Items from a figure collection
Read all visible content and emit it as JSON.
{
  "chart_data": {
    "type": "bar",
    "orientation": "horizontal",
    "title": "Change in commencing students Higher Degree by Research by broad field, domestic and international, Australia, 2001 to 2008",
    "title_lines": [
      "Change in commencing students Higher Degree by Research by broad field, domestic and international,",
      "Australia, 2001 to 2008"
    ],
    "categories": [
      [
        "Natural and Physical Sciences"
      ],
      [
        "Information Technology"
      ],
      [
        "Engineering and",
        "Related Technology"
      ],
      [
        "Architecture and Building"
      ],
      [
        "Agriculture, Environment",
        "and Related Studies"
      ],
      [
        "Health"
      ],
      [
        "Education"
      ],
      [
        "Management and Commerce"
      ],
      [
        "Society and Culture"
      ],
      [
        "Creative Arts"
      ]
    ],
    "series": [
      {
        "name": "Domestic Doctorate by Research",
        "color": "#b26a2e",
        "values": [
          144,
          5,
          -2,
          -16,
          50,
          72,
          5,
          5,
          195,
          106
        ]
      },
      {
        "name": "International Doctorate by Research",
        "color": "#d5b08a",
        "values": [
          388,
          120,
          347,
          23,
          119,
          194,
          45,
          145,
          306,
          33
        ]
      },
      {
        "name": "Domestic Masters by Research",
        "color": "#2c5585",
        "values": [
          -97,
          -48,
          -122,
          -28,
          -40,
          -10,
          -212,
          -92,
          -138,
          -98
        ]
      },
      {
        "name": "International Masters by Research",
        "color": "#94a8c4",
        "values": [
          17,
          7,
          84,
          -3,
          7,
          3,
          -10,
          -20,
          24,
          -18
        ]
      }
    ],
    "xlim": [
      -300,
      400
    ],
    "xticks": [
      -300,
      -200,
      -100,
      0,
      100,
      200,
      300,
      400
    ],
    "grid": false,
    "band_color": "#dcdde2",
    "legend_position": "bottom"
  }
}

Problem statement
Each line in the material above must be retyped without alteration.

Answer for this exercise
Read all visible content and emit it as JSON.
{
  "chart_data": {
    "type": "bar",
    "orientation": "horizontal",
    "title": "Change in commencing students Higher Degree by Research by broad field, domestic and international, Australia, 2001 to 2008",
    "title_lines": [
      "Change in commencing students Higher Degree by Research by broad field, domestic and international,",
      "Australia, 2001 to 2008"
    ],
    "categories": [
      [
        "Natural and Physical Sciences"
      ],
      [
        "Information Technology"
      ],
      [
        "Engineering and",
        "Related Technology"
      ],
      [
        "Architecture and Building"
      ],
      [
        "Agriculture, Environment",
        "and Related Studies"
      ],
      [
        "Health"
      ],
      [
        "Education"
      ],
      [
        "Management and Commerce"
      ],
      [
        "Society and Culture"
      ],
      [
        "Creative Arts"
      ]
    ],
    "series": [
      {
        "name": "Domestic Doctorate by Research",
        "color": "#b26a2e",
        "values": [
          144,
          5,
          -2,
          -16,
          50,
          72,
          5,
          5,
          195,
          106
        ]
      },
      {
        "name": "International Doctorate by Research",
        "color": "#d5b08a",
        "values": [
          388,
          120,
          347,
          23,
          119,
          194,
          45,
          145,
          306,
          33
        ]
      },
      {
        "name": "Domestic Masters by Research",
        "color": "#2c5585",
        "values": [
          -97,
          -48,
          -122,
          -28,
          -40,
          -10,
          -212,
          -92,
          -138,
          -98
        ]
      },
      {
        "name": "International Masters by Research",
        "color": "#94a8c4",
        "values": [
          17,
          7,
          84,
          -3,
          7,
          3,
          -10,
          -20,
          24,
          -18
        ]
      }
    ],
    "xlim": [
      -300,
      400
    ],
    "xticks": [
      -300,
      -200,
      -100,
      0,
      100,
      200,
      300,
      400
    ],
    "grid": false,
    "band_color": "#dcdde2",
    "legend_position": "bottom"
  }
}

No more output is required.